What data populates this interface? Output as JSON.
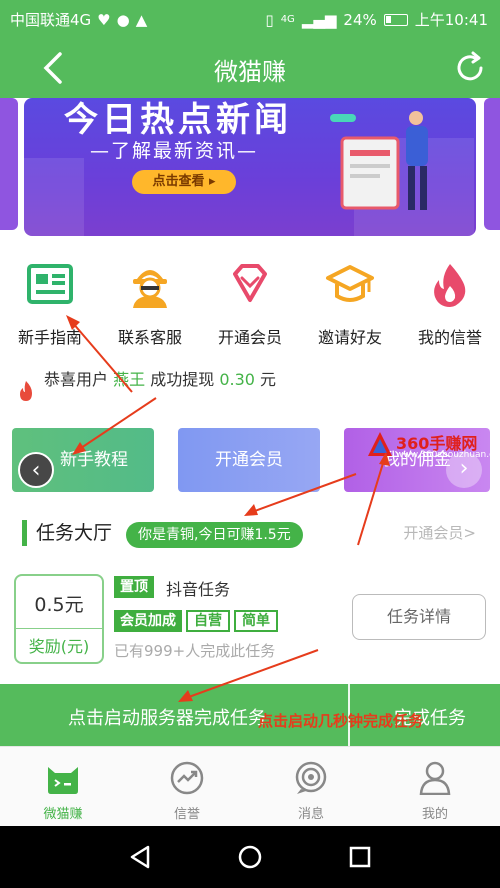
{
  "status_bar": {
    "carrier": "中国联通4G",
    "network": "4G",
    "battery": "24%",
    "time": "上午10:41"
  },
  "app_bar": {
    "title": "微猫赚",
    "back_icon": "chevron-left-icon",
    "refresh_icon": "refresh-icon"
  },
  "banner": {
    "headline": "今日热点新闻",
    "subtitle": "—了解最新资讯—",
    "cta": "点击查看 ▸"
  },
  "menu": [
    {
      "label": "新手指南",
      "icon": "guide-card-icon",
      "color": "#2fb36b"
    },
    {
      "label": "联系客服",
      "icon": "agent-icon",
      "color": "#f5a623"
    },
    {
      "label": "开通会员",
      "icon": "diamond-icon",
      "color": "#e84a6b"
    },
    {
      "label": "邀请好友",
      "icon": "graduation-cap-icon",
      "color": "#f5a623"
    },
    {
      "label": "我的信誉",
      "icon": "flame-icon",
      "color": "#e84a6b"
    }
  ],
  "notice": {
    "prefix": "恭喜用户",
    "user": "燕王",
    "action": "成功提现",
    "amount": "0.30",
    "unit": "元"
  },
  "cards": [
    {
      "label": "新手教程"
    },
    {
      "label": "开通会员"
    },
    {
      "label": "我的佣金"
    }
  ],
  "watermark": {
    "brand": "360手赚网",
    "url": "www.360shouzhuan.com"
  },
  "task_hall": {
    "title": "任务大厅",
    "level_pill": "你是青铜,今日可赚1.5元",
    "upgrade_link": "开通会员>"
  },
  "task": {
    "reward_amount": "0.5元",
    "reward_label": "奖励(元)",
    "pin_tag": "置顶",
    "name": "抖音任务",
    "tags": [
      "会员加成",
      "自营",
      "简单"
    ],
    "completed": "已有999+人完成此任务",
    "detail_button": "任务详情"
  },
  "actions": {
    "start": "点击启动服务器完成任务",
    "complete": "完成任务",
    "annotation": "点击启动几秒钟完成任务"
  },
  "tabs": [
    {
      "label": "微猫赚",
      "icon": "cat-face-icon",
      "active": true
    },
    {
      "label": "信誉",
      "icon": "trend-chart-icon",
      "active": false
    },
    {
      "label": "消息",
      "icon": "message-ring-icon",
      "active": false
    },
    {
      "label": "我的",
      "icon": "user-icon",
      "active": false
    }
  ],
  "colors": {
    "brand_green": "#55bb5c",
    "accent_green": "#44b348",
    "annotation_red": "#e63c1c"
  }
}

> Exercise directions
Your answer should be a single number: the count of lines containing the word "开通会员".

> Exercise result
3